**Exercise:**
Pull out each line of the material below that contains the string "legend", where case counts.

**Material for this task:**
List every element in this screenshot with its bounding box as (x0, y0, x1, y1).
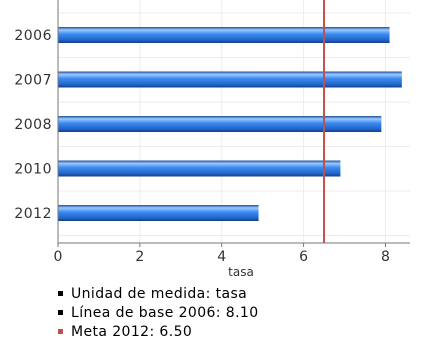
legend-swatch (58, 310, 63, 315)
category-label: 2008 (14, 117, 52, 133)
x-tick-label: 4 (217, 249, 226, 265)
x-axis-label: tasa (228, 265, 254, 279)
bar (58, 160, 341, 177)
legend: Unidad de medida: tasa Línea de base 200… (58, 284, 259, 341)
legend-label: Unidad de medida: tasa (71, 285, 248, 302)
legend-label: Línea de base 2006: 8.10 (71, 304, 259, 321)
bar-chart: 2006 2007 2008 2010 2012 0 2 4 6 8 tasa (14, 0, 410, 279)
category-label: 2010 (14, 162, 52, 178)
x-tick-label: 6 (299, 249, 308, 265)
category-label: 2006 (14, 28, 52, 44)
x-tick-label: 8 (381, 249, 390, 265)
legend-swatch (58, 291, 63, 296)
legend-swatch (58, 329, 63, 334)
x-tick-label: 0 (54, 249, 63, 265)
axes-group: 2006 2007 2008 2010 2012 0 2 4 6 8 tasa (14, 0, 410, 279)
legend-label: Meta 2012: 6.50 (71, 323, 193, 340)
bar (58, 116, 382, 132)
bars-group (58, 27, 402, 221)
category-label: 2007 (14, 73, 52, 89)
bar (58, 205, 259, 221)
category-label: 2012 (14, 206, 52, 222)
legend-item-unit: Unidad de medida: tasa (58, 284, 259, 303)
x-tick-label: 2 (135, 249, 144, 265)
legend-item-baseline: Línea de base 2006: 8.10 (58, 303, 259, 322)
legend-item-goal: Meta 2012: 6.50 (58, 322, 259, 341)
bar (58, 71, 402, 88)
bar (58, 27, 390, 43)
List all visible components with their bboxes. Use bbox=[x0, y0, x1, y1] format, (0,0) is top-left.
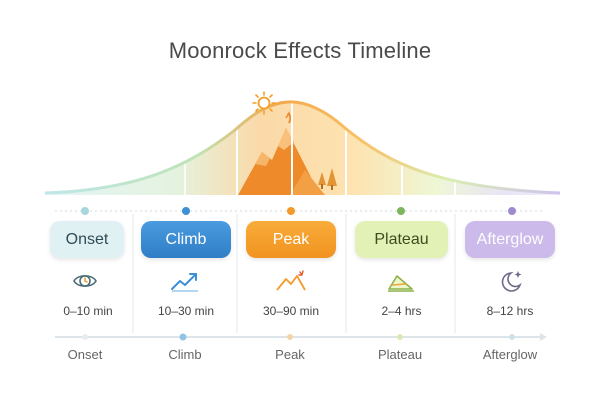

**Written reply:**
legend-swatch (58, 310, 63, 315)
legend: Unidad de medida: tasa Línea de base 200… (58, 284, 259, 341)
legend-label: Unidad de medida: tasa (71, 285, 248, 302)
legend-label: Línea de base 2006: 8.10 (71, 304, 259, 321)
legend-swatch (58, 291, 63, 296)
legend-swatch (58, 329, 63, 334)
legend-label: Meta 2012: 6.50 (71, 323, 193, 340)
legend-item-unit: Unidad de medida: tasa (58, 284, 259, 303)
legend-item-baseline: Línea de base 2006: 8.10 (58, 303, 259, 322)
legend-item-goal: Meta 2012: 6.50 (58, 322, 259, 341)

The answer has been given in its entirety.